- Task to complete -
Set down, word for word, the stretch of the forum thread on upgrading from 7800 to 9000 from "## sp3000 (Jul" through "made the change.".
━━━━━ Page extract ━━━━━
# 7800 to 9000 is it worth it?



## sp3000 (Jul 10, 2007)

Hi, has anybody done the move to 9000 from 7800? Any regrets? I've got a great condition 7800 group, a brand new rear mech as a spare, a brand new Yumeya chain ring... but my front mech cage has started splitting, it's the 2nd FD that I've had on there, I can chase down another but it's geting to the point where a 9000 mech group can be had for a reasonable price and I'm thinking rather than chase around for parts and throwing more money at an old group I should upgrade. Will I miss 7800? is 9000 noticeably better?
I'd love to get some thoughts from people who have made the change.

Thanks.


----------



## roadworthy (Nov 11, 2011)

sp3000 said:


> Hi, has anybody done the move to 9000 from 7800? Any regrets? I've got a great condition 7800 group, a brand new rear mech as a spare, a brand new Yumeya chain ring... but my front mech cage has started splitting, it's the 2nd FD that I've had on there, I can chase down another but it's geting to the point where a 9000 mech group can be had for a reasonable price and I'm thinking rather than chase around for parts and throwing more money at an old group I should upgrade. Will I miss 7800? is 9000 noticeably better?
━━━━━ Given information ━━━━━
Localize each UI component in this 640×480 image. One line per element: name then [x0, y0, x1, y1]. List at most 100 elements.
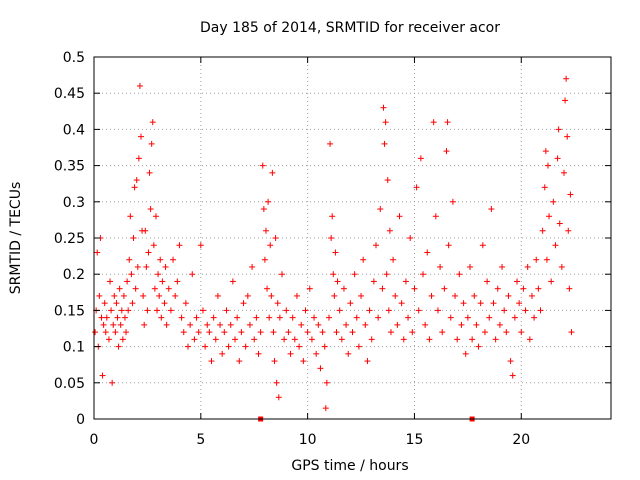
━━━━━
- Answer to the task -
## sp3000 (Jul 10, 2007)

Hi, has anybody done the move to 9000 from 7800? Any regrets? I've got a great condition 7800 group, a brand new rear mech as a spare, a brand new Yumeya chain ring... but my front mech cage has started splitting, it's the 2nd FD that I've had on there, I can chase down another but it's geting to the point where a 9000 mech group can be had for a reasonable price and I'm thinking rather than chase around for parts and throwing more money at an old group I should upgrade. Will I miss 7800? is 9000 noticeably better?
I'd love to get some thoughts from people who have made the change.